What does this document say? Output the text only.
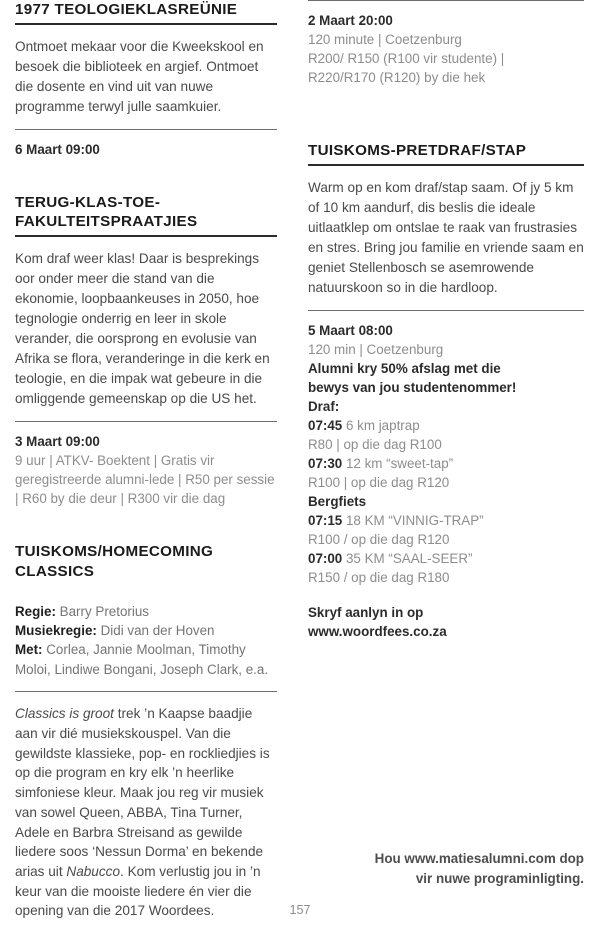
1977 TEOLOGIEKLASREÜNIE

Ontmoet mekaar voor die Kweekskool en besoek die biblioteek en argief. Ontmoet die dosente en vind uit van nuwe programme terwyl julle saamkuier.

6 Maart 09:00

TERUG-KLAS-TOE-
FAKULTEITSPRAATJIES

Kom draf weer klas! Daar is besprekings oor onder meer die stand van die ekonomie, loopbaankeuses in 2050, hoe tegnologie onderrig en leer in skole verander, die oorsprong en evolusie van Afrika se flora, veranderinge in die kerk en teologie, en die impak wat gebeure in die omliggende gemeenskap op die US het.

3 Maart 09:00

9 uur | ATKV- Boektent | Gratis vir geregistreerde alumni-lede | R50 per sessie | R60 by die deur | R300 vir die dag

TUISKOMS/HOMECOMING
CLASSICS

Regie: Barry Pretorius

Musiekregie: Didi van der Hoven

Met: Corlea, Jannie Moolman, Timothy Moloi, Lindiwe Bongani, Joseph Clark, e.a.

Classics is groot trek ’n Kaapse baadjie aan vir dié musiekskouspel. Van die gewildste klassieke, pop- en rockliedjies is op die program en kry elk ’n heerlike simfoniese kleur. Maak jou reg vir musiek van sowel Queen, ABBA, Tina Turner, Adele en Barbra Streisand as gewilde liedere soos ‘Nessun Dorma’ en bekende arias uit Nabucco. Kom verlustig jou in ’n keur van die mooiste liedere én vier die opening van die 2017 Woordees.

2 Maart 20:00

120 minute | Coetzenburg

R200/ R150 (R100 vir studente) |

R220/R170 (R120) by die hek

TUISKOMS-PRETDRAF/STAP

Warm op en kom draf/stap saam. Of jy 5 km of 10 km aandurf, dis beslis die ideale uitlaatklep om ontslae te raak van frustrasies en stres. Bring jou familie en vriende saam en geniet Stellenbosch se asemrowende natuurskoon so in die hardloop.

5 Maart 08:00

120 min | Coetzenburg

Alumni kry 50% afslag met die

bewys van jou studentenommer!

Draf:
07:45 6 km japtrap
R80 | op die dag R100
07:30 12 km “sweet-tap”
R100 | op die dag R120
Bergfiets
07:15 18 KM “VINNIG-TRAP”
R100 / op die dag R120
07:00 35 KM “SAAL-SEER”
R150 / op die dag R180

Skryf aanlyn in op

www.woordfees.co.za

Hou www.matiesalumni.com dop
vir nuwe programinligting.
157
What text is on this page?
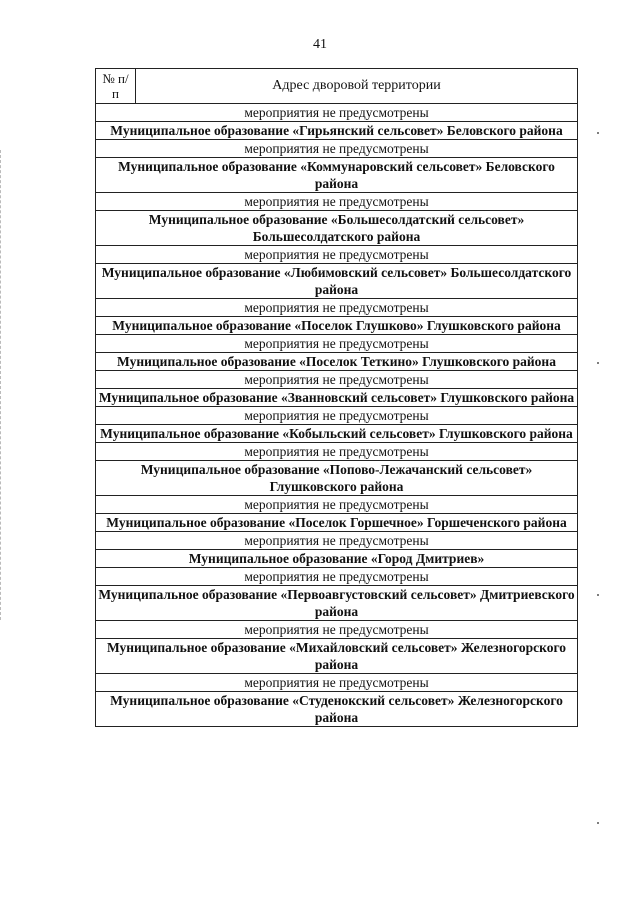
41
№ п/п	Адрес дворовой территории
мероприятия не предусмотрены
Муниципальное образование «Гирьянский сельсовет» Беловского района
мероприятия не предусмотрены
Муниципальное образование «Коммунаровский сельсовет» Беловского района
мероприятия не предусмотрены
Муниципальное образование «Большесолдатский сельсовет» Большесолдатского района
мероприятия не предусмотрены
Муниципальное образование «Любимовский сельсовет» Большесолдатского района
мероприятия не предусмотрены
Муниципальное образование «Поселок Глушково» Глушковского района
мероприятия не предусмотрены
Муниципальное образование «Поселок Теткино» Глушковского района
мероприятия не предусмотрены
Муниципальное образование «Званновский сельсовет» Глушковского района
мероприятия не предусмотрены
Муниципальное образование «Кобыльский сельсовет» Глушковского района
мероприятия не предусмотрены
Муниципальное образование «Попово-Лежачанский сельсовет» Глушковского района
мероприятия не предусмотрены
Муниципальное образование «Поселок Горшечное» Горшеченского района
мероприятия не предусмотрены
Муниципальное образование «Город Дмитриев»
мероприятия не предусмотрены
Муниципальное образование «Первоавгустовский сельсовет» Дмитриевского района
мероприятия не предусмотрены
Муниципальное образование «Михайловский сельсовет» Железногорского района
мероприятия не предусмотрены
Муниципальное образование «Студенокский сельсовет» Железногорского района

*-*-*

● Problem to solve: In the listing, find every line containing the word "Железногорского" and list it.

● Solution to this exercise:
Муниципальное образование «Михайловский сельсовет» Железногорского района
Муниципальное образование «Студенокский сельсовет» Железногорского района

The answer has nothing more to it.